* _Records for the task_

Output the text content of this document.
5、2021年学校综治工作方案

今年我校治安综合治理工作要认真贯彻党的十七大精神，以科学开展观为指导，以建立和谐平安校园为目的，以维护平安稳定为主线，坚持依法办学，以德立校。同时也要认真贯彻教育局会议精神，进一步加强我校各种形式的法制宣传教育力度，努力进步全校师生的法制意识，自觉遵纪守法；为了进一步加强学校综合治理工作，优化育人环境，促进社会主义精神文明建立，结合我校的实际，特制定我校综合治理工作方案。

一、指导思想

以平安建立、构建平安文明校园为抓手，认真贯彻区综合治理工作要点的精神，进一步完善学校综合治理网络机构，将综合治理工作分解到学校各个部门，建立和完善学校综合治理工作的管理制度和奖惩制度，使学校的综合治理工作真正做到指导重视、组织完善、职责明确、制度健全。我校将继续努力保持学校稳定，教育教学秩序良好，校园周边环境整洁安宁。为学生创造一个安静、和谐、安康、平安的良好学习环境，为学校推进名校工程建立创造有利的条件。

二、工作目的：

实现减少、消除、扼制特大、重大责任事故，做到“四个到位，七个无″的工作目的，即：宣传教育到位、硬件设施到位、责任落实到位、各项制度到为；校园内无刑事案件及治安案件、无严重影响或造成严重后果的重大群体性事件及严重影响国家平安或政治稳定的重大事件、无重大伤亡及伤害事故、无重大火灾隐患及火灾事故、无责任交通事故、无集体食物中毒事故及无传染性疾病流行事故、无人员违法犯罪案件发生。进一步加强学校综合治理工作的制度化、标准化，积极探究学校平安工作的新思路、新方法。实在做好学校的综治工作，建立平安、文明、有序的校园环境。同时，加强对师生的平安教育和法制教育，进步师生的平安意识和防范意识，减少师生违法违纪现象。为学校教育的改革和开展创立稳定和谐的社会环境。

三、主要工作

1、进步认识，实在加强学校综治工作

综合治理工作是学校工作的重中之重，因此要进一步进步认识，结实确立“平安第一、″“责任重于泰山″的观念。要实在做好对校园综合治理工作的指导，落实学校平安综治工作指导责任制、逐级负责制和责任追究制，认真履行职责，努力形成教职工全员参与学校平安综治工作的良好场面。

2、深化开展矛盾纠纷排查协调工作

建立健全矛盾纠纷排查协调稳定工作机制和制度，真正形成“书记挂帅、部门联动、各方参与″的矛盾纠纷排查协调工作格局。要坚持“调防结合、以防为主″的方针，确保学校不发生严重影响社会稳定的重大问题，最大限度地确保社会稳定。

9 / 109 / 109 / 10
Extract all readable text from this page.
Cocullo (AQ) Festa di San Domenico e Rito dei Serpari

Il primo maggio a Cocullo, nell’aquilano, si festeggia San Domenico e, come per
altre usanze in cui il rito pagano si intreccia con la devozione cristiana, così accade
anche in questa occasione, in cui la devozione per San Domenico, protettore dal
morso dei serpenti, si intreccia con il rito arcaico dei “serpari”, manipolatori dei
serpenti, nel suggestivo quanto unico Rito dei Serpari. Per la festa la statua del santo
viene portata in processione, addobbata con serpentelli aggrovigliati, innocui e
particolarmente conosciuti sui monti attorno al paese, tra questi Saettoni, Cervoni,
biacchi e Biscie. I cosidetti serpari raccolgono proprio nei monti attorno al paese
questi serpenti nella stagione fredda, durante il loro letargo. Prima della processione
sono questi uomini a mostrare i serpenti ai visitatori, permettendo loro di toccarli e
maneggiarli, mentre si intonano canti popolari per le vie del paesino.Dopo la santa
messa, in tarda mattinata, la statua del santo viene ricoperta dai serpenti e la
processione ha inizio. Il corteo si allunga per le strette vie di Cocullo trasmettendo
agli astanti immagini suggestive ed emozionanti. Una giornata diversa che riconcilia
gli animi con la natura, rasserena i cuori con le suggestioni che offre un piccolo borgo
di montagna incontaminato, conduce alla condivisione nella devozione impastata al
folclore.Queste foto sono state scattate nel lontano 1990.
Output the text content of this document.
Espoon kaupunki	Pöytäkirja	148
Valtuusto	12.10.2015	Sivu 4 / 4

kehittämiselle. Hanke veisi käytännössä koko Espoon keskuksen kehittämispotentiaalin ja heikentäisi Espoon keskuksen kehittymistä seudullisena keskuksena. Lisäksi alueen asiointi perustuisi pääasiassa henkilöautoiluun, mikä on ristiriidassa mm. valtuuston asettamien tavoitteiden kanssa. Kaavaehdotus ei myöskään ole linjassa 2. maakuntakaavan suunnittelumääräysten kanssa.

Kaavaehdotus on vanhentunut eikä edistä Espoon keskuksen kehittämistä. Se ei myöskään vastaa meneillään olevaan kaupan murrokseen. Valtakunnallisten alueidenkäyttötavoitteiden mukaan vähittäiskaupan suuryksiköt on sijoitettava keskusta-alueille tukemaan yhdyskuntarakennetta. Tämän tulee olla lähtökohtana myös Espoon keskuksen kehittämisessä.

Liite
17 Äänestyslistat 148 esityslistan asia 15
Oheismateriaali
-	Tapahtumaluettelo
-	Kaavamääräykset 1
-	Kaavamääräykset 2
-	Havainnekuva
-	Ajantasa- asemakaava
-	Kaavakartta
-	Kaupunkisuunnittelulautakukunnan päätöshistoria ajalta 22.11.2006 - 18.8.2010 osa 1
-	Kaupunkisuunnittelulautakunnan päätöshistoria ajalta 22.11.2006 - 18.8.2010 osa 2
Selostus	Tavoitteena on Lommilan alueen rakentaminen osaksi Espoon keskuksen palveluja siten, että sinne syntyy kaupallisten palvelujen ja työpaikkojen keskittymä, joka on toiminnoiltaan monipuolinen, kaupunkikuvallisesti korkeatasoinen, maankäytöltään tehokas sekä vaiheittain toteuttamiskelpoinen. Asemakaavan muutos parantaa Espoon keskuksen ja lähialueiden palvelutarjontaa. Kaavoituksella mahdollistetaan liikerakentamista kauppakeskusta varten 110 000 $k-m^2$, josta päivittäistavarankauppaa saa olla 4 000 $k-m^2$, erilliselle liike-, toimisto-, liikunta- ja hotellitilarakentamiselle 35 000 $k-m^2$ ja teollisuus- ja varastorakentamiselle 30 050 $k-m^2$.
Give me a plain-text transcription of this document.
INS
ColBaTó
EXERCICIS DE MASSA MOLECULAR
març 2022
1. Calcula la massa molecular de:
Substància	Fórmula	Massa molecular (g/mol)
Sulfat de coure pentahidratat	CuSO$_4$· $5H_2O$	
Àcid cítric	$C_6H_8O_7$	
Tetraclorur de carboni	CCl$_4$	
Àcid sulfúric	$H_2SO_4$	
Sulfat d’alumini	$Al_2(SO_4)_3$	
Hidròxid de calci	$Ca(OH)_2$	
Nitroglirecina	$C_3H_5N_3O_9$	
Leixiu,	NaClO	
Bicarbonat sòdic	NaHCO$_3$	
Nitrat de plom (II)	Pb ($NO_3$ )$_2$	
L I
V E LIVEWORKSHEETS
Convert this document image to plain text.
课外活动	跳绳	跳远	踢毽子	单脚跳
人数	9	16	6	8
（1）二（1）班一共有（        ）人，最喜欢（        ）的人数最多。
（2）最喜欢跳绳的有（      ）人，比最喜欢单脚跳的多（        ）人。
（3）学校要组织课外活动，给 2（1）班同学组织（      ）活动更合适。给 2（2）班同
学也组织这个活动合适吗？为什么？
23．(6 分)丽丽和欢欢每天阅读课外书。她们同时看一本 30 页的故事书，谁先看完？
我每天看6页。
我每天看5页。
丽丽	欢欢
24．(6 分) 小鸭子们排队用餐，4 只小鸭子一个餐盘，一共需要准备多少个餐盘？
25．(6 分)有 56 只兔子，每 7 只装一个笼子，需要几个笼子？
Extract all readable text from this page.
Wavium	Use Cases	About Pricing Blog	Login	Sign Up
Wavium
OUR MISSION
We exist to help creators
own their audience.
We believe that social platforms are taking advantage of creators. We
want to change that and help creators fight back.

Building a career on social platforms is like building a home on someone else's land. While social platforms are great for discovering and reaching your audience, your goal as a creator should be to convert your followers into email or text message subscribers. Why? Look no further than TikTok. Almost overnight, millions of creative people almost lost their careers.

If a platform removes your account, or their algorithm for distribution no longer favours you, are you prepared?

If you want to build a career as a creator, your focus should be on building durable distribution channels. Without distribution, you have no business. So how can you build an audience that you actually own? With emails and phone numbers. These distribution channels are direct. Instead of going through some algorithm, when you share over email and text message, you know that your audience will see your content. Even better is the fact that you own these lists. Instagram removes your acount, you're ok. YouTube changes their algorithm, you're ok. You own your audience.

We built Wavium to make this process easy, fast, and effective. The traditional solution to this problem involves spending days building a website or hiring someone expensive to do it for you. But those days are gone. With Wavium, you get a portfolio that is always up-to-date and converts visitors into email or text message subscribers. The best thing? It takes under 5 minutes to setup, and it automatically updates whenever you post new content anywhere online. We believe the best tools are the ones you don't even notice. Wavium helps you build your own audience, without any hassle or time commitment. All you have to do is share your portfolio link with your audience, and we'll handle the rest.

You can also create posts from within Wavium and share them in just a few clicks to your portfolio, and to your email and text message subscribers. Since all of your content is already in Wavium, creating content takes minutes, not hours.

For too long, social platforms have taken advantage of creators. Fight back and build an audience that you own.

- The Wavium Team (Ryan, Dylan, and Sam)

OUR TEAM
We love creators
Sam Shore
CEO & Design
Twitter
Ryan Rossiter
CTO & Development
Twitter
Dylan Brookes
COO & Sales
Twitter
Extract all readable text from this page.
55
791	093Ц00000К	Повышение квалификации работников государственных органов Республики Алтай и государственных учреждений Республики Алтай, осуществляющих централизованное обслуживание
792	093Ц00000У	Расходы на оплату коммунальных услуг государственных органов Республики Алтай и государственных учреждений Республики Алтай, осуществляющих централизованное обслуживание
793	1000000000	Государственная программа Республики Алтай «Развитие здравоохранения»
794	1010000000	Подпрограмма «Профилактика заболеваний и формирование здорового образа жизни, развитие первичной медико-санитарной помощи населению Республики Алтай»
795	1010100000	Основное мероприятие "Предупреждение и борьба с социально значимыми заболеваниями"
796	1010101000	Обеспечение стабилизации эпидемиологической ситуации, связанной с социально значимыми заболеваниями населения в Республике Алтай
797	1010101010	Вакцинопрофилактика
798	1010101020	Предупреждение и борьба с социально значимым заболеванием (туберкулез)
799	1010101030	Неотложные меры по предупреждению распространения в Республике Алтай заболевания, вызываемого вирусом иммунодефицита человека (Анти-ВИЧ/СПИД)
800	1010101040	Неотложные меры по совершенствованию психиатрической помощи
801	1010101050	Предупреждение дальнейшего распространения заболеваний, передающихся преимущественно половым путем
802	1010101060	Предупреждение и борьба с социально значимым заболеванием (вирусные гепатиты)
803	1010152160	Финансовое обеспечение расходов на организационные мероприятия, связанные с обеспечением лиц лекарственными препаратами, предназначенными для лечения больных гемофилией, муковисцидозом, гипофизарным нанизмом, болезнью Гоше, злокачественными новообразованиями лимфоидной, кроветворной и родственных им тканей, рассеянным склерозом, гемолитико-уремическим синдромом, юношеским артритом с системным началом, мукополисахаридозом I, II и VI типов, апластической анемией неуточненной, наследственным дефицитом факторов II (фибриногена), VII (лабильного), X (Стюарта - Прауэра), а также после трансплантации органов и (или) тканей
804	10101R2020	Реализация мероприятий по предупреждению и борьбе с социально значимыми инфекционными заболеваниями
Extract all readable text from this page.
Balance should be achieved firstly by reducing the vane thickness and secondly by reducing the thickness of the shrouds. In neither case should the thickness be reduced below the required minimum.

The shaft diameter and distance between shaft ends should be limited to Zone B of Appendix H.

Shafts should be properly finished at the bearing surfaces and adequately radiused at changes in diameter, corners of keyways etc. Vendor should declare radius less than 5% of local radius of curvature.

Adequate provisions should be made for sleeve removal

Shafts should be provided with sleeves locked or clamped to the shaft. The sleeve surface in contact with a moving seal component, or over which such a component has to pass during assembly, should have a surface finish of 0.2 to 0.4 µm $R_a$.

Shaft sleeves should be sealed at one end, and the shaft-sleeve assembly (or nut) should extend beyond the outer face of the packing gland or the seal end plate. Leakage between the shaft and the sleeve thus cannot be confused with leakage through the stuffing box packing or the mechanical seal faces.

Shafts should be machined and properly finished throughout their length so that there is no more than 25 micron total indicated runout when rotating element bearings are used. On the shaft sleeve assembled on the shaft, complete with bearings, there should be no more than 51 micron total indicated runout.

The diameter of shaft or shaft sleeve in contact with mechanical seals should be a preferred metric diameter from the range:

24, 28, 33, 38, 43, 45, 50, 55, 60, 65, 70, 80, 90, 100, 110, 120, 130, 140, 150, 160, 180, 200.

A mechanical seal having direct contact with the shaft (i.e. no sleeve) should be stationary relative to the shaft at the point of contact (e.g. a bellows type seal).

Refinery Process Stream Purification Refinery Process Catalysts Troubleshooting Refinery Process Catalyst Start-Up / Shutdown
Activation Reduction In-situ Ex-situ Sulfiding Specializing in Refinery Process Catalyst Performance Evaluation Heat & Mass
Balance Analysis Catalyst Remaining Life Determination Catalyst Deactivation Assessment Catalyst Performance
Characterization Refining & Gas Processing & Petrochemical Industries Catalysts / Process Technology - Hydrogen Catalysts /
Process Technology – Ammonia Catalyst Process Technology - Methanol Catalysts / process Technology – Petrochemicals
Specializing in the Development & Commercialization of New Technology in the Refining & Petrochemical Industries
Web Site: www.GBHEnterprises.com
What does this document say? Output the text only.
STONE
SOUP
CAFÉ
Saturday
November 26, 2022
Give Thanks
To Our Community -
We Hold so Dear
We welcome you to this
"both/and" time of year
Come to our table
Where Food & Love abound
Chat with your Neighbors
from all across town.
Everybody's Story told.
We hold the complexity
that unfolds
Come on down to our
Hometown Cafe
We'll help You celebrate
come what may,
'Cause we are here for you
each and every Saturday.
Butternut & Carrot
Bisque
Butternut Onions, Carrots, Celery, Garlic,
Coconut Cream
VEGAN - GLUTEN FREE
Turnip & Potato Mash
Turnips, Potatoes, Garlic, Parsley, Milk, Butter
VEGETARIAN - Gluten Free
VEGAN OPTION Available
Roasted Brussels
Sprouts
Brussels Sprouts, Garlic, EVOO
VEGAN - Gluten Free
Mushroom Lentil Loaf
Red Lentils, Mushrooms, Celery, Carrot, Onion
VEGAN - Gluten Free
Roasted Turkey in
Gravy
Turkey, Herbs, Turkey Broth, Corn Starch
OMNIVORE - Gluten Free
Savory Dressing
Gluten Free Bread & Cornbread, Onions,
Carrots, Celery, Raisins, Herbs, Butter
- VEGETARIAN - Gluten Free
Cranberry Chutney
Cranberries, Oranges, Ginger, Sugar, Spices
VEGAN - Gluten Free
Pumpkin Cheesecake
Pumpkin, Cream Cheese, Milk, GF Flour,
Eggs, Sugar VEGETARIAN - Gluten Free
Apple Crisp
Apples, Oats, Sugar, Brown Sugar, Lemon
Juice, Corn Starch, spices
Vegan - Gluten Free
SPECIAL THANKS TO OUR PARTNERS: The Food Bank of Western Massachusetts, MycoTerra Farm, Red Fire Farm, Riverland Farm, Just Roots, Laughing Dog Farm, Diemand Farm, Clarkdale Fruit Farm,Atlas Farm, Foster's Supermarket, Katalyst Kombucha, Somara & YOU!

* _Task statement_
Say how many lines in this material hold "Give", and say nothing else.

* _Response_
2